INPUT:

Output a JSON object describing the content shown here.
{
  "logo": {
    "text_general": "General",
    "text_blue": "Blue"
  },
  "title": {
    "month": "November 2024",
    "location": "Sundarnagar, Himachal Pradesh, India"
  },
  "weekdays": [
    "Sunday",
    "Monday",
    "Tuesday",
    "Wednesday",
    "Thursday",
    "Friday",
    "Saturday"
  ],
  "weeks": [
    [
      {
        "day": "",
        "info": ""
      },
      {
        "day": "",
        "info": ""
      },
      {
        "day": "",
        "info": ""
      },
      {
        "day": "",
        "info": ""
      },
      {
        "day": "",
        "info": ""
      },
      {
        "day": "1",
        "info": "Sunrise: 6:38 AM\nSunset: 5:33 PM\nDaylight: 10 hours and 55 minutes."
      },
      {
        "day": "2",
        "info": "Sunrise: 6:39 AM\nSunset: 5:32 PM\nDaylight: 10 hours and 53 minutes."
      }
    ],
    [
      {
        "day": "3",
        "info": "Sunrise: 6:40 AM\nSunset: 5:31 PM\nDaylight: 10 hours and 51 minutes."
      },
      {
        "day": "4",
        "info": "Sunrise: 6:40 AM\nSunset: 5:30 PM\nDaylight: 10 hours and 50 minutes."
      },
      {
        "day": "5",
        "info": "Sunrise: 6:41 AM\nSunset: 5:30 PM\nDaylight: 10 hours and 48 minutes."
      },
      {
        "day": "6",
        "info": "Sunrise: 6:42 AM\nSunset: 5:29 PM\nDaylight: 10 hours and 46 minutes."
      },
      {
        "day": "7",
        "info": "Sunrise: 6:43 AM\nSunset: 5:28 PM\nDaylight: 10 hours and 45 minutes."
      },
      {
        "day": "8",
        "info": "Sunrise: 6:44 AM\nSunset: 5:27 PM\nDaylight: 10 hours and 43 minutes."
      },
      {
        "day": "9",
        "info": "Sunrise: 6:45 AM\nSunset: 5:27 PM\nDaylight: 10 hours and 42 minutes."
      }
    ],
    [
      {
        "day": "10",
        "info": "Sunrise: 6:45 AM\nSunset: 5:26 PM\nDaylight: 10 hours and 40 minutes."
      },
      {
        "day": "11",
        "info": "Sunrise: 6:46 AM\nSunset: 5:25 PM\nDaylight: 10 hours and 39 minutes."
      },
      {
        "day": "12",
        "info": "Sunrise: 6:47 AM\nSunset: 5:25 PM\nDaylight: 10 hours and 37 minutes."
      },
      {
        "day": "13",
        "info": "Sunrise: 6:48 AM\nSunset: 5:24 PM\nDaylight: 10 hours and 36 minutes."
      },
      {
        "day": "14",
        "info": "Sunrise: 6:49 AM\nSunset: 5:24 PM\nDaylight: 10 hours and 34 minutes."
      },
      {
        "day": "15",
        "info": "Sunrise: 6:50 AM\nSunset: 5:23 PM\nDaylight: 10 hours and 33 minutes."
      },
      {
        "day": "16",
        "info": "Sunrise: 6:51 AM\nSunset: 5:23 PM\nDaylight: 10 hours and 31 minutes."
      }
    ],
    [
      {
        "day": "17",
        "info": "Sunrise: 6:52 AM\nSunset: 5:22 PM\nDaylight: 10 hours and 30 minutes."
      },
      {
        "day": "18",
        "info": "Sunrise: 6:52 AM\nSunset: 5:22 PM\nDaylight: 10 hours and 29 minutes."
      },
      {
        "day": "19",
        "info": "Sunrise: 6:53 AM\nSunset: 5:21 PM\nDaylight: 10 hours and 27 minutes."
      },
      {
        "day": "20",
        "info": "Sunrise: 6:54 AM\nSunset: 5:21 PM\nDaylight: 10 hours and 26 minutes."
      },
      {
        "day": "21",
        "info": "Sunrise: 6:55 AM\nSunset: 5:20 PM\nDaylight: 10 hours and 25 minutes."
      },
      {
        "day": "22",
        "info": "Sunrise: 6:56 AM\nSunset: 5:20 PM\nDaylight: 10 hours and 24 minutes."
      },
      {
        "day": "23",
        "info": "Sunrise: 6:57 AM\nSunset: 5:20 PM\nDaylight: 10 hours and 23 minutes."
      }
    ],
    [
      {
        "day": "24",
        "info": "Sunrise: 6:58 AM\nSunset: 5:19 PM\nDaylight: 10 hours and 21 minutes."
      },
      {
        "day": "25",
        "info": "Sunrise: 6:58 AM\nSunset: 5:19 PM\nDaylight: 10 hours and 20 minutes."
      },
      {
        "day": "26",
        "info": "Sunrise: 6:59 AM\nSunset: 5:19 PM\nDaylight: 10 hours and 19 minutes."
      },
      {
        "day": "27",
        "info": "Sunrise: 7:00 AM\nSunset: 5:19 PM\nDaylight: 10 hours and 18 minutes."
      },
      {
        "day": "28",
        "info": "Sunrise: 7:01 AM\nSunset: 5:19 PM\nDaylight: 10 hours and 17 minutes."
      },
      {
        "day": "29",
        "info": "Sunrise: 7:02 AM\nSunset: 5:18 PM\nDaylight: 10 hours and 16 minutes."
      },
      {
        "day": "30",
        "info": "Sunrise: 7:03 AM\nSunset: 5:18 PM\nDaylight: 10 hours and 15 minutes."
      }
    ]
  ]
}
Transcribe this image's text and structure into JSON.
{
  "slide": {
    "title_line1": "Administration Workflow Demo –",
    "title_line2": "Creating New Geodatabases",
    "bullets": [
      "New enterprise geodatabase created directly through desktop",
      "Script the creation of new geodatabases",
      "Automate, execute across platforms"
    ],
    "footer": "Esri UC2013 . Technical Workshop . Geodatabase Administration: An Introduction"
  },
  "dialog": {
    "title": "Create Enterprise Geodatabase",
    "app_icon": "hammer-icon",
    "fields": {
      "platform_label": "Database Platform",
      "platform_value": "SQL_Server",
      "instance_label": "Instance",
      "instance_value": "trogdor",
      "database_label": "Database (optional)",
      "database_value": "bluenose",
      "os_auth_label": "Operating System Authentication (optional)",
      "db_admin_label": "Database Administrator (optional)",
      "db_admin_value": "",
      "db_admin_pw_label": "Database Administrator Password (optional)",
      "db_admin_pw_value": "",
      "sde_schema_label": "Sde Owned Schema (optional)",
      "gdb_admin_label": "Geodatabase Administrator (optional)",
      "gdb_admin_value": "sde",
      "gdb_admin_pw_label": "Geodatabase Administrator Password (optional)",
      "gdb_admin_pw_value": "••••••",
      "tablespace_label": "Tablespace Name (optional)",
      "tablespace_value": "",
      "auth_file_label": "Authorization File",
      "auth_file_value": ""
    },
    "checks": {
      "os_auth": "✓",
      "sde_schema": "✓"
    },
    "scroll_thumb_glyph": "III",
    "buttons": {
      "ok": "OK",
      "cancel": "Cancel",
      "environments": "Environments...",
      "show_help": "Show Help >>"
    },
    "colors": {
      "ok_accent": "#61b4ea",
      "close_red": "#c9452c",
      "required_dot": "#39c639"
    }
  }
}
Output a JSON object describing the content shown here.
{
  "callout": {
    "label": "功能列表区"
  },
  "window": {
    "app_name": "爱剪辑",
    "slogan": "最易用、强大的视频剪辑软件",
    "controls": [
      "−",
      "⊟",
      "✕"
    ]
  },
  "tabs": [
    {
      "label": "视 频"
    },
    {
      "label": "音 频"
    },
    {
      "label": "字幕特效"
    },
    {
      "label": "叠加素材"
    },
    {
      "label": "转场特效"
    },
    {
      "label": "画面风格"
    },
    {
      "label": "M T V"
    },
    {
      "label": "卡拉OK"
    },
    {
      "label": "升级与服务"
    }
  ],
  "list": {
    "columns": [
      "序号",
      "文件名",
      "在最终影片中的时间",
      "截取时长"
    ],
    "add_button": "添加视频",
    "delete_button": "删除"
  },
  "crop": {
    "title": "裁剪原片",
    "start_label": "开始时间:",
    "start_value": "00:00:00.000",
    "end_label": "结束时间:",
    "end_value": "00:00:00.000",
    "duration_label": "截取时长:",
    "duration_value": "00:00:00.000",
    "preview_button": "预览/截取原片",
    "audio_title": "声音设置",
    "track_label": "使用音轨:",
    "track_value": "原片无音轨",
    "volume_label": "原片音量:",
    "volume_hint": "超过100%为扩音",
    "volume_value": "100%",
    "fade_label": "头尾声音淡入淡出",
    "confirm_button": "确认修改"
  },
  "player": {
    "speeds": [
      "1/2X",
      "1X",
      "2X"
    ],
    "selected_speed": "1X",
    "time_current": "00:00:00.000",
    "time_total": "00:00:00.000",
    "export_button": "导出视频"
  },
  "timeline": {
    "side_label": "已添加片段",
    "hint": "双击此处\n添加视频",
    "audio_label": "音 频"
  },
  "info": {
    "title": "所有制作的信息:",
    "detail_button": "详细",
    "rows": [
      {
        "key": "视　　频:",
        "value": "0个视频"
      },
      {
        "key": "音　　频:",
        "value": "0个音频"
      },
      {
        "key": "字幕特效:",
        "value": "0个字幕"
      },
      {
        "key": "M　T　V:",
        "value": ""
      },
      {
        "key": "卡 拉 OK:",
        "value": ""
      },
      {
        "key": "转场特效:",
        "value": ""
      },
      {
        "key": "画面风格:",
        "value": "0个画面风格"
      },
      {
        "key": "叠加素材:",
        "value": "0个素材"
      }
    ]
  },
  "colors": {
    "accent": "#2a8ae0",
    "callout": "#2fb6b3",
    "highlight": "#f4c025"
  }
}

TASK TO CARRY OUT:
In the records above, locate every line with the string "optional" and copy it.

EXPECTED ANSWER:
      "database_label": "Database (optional)",
      "os_auth_label": "Operating System Authentication (optional)",
      "db_admin_label": "Database Administrator (optional)",
      "db_admin_pw_label": "Database Administrator Password (optional)",
      "sde_schema_label": "Sde Owned Schema (optional)",
      "gdb_admin_label": "Geodatabase Administrator (optional)",
      "gdb_admin_pw_label": "Geodatabase Administrator Password (optional)",
      "tablespace_label": "Tablespace Name (optional)",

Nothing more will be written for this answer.